## THE PROBLEM
Repeat each line exactly as it is written.

[Stored data entries]
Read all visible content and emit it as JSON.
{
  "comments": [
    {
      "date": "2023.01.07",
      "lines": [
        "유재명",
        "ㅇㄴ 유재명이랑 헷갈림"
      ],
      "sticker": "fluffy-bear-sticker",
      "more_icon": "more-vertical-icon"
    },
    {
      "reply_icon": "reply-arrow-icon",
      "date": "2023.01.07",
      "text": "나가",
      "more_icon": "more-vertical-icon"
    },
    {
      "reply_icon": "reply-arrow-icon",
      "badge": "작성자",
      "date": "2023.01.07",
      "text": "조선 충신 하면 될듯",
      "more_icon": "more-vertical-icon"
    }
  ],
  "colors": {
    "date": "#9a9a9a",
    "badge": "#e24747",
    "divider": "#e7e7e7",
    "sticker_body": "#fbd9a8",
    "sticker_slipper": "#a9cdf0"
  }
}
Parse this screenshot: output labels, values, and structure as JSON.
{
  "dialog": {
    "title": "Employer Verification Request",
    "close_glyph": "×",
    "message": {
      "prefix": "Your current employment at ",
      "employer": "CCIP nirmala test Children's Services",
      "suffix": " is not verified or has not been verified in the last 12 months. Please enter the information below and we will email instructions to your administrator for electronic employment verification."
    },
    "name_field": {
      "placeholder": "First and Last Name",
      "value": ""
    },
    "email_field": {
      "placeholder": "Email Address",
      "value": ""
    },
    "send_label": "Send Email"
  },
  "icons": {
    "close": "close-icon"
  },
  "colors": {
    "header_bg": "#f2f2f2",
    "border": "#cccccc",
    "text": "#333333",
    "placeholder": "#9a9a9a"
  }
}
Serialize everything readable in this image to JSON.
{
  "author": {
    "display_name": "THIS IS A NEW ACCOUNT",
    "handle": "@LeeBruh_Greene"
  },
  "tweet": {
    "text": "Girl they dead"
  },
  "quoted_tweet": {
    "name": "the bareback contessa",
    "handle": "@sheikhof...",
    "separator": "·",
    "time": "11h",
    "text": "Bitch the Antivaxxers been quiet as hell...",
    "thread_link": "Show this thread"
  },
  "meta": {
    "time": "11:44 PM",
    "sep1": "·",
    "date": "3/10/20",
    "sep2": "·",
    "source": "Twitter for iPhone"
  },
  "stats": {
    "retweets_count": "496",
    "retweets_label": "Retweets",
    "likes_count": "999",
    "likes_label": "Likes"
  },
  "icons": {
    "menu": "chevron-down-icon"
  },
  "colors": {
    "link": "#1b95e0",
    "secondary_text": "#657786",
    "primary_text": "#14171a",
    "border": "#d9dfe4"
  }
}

## THE ANSWER
Read all visible content and emit it as JSON.
{
  "comments": [
    {
      "date": "2023.01.07",
      "lines": [
        "유재명",
        "ㅇㄴ 유재명이랑 헷갈림"
      ],
      "sticker": "fluffy-bear-sticker",
      "more_icon": "more-vertical-icon"
    },
    {
      "reply_icon": "reply-arrow-icon",
      "date": "2023.01.07",
      "text": "나가",
      "more_icon": "more-vertical-icon"
    },
    {
      "reply_icon": "reply-arrow-icon",
      "badge": "작성자",
      "date": "2023.01.07",
      "text": "조선 충신 하면 될듯",
      "more_icon": "more-vertical-icon"
    }
  ],
  "colors": {
    "date": "#9a9a9a",
    "badge": "#e24747",
    "divider": "#e7e7e7",
    "sticker_body": "#fbd9a8",
    "sticker_slipper": "#a9cdf0"
  }
}
Parse this screenshot: output labels, values, and structure as JSON.
{
  "dialog": {
    "title": "Employer Verification Request",
    "close_glyph": "×",
    "message": {
      "prefix": "Your current employment at ",
      "employer": "CCIP nirmala test Children's Services",
      "suffix": " is not verified or has not been verified in the last 12 months. Please enter the information below and we will email instructions to your administrator for electronic employment verification."
    },
    "name_field": {
      "placeholder": "First and Last Name",
      "value": ""
    },
    "email_field": {
      "placeholder": "Email Address",
      "value": ""
    },
    "send_label": "Send Email"
  },
  "icons": {
    "close": "close-icon"
  },
  "colors": {
    "header_bg": "#f2f2f2",
    "border": "#cccccc",
    "text": "#333333",
    "placeholder": "#9a9a9a"
  }
}
Serialize everything readable in this image to JSON.
{
  "author": {
    "display_name": "THIS IS A NEW ACCOUNT",
    "handle": "@LeeBruh_Greene"
  },
  "tweet": {
    "text": "Girl they dead"
  },
  "quoted_tweet": {
    "name": "the bareback contessa",
    "handle": "@sheikhof...",
    "separator": "·",
    "time": "11h",
    "text": "Bitch the Antivaxxers been quiet as hell...",
    "thread_link": "Show this thread"
  },
  "meta": {
    "time": "11:44 PM",
    "sep1": "·",
    "date": "3/10/20",
    "sep2": "·",
    "source": "Twitter for iPhone"
  },
  "stats": {
    "retweets_count": "496",
    "retweets_label": "Retweets",
    "likes_count": "999",
    "likes_label": "Likes"
  },
  "icons": {
    "menu": "chevron-down-icon"
  },
  "colors": {
    "link": "#1b95e0",
    "secondary_text": "#657786",
    "primary_text": "#14171a",
    "border": "#d9dfe4"
  }
}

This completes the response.